• _Dataset content_:
╭──

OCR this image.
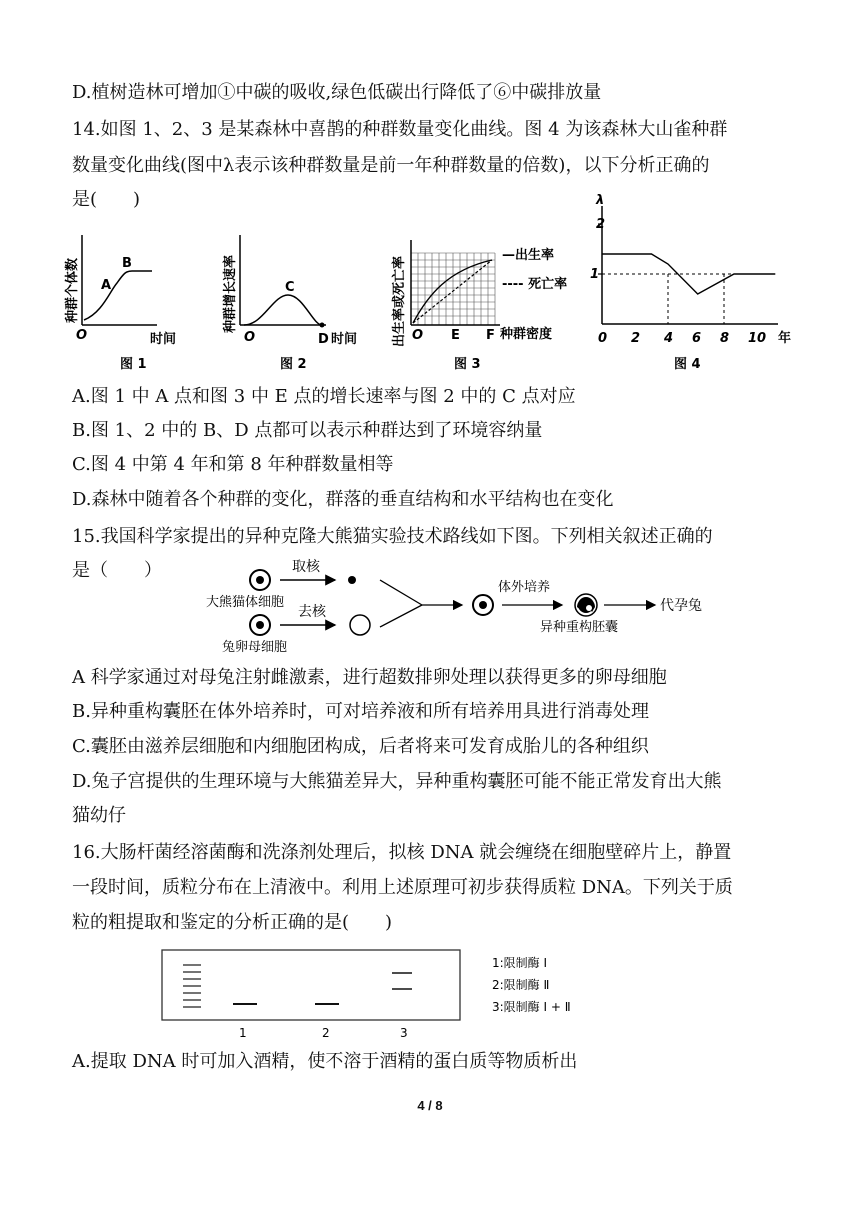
D.植树造林可增加①中碳的吸收,绿色低碳出行降低了⑥中碳排放量
14.如图 1、2、3 是某森林中喜鹊的种群数量变化曲线。图 4 为该森林大山雀种群
数量变化曲线(图中λ表示该种群数量是前一年种群数量的倍数)，以下分析正确的
是(　　)
种群个体数 A
B
O	时间
图 1
种群增长速率	C
O	D 时间
图 2
出生率或死亡率
—出生率
---- 死亡率
O E F 种群密度
图 3
λ
2
1
0 2 4 6 8 10 年
图 4
A.图 1 中 A 点和图 3 中 E 点的增长速率与图 2 中的 C 点对应
B.图 1、2 中的 B、D 点都可以表示种群达到了环境容纳量
C.图 4 中第 4 年和第 8 年种群数量相等
D.森林中随着各个种群的变化，群落的垂直结构和水平结构也在变化
15.我国科学家提出的异种克隆大熊猫实验技术路线如下图。下列相关叙述正确的
是（　　）	取核
大熊猫体细胞
去核
兔卵母细胞
体外培养
异种重构胚囊
代孕兔
A 科学家通过对母兔注射雌激素，进行超数排卵处理以获得更多的卵母细胞
B.异种重构囊胚在体外培养时，可对培养液和所有培养用具进行消毒处理
C.囊胚由滋养层细胞和内细胞团构成，后者将来可发育成胎儿的各种组织
D.兔子宫提供的生理环境与大熊猫差异大，异种重构囊胚可能不能正常发育出大熊
猫幼仔
16.大肠杆菌经溶菌酶和洗涤剂处理后，拟核 DNA 就会缠绕在细胞壁碎片上，静置
一段时间，质粒分布在上清液中。利用上述原理可初步获得质粒 DNA。下列关于质
粒的粗提取和鉴定的分析正确的是(　　)
1	2	3
1:限制酶 Ⅰ
2:限制酶 Ⅱ
3:限制酶 Ⅰ + Ⅱ
A.提取 DNA 时可加入酒精，使不溶于酒精的蛋白质等物质析出
4 / 8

╰──

Print each line of the material above exactly, with the pictures removed from your copy.

• _Solution to this task_:
OCR this image.
D.植树造林可增加①中碳的吸收,绿色低碳出行降低了⑥中碳排放量
14.如图 1、2、3 是某森林中喜鹊的种群数量变化曲线。图 4 为该森林大山雀种群
数量变化曲线(图中λ表示该种群数量是前一年种群数量的倍数)，以下分析正确的
是(　　)
种群个体数 A
B
O	时间
图 1
种群增长速率	C
O	D 时间
图 2
出生率或死亡率
—出生率
---- 死亡率
O E F 种群密度
图 3
λ
2
1
0 2 4 6 8 10 年
图 4
A.图 1 中 A 点和图 3 中 E 点的增长速率与图 2 中的 C 点对应
B.图 1、2 中的 B、D 点都可以表示种群达到了环境容纳量
C.图 4 中第 4 年和第 8 年种群数量相等
D.森林中随着各个种群的变化，群落的垂直结构和水平结构也在变化
15.我国科学家提出的异种克隆大熊猫实验技术路线如下图。下列相关叙述正确的
是（　　）	取核
大熊猫体细胞
去核
兔卵母细胞
体外培养
异种重构胚囊
代孕兔
A 科学家通过对母兔注射雌激素，进行超数排卵处理以获得更多的卵母细胞
B.异种重构囊胚在体外培养时，可对培养液和所有培养用具进行消毒处理
C.囊胚由滋养层细胞和内细胞团构成，后者将来可发育成胎儿的各种组织
D.兔子宫提供的生理环境与大熊猫差异大，异种重构囊胚可能不能正常发育出大熊
猫幼仔
16.大肠杆菌经溶菌酶和洗涤剂处理后，拟核 DNA 就会缠绕在细胞壁碎片上，静置
一段时间，质粒分布在上清液中。利用上述原理可初步获得质粒 DNA。下列关于质
粒的粗提取和鉴定的分析正确的是(　　)
1	2	3
1:限制酶 Ⅰ
2:限制酶 Ⅱ
3:限制酶 Ⅰ + Ⅱ
A.提取 DNA 时可加入酒精，使不溶于酒精的蛋白质等物质析出
4 / 8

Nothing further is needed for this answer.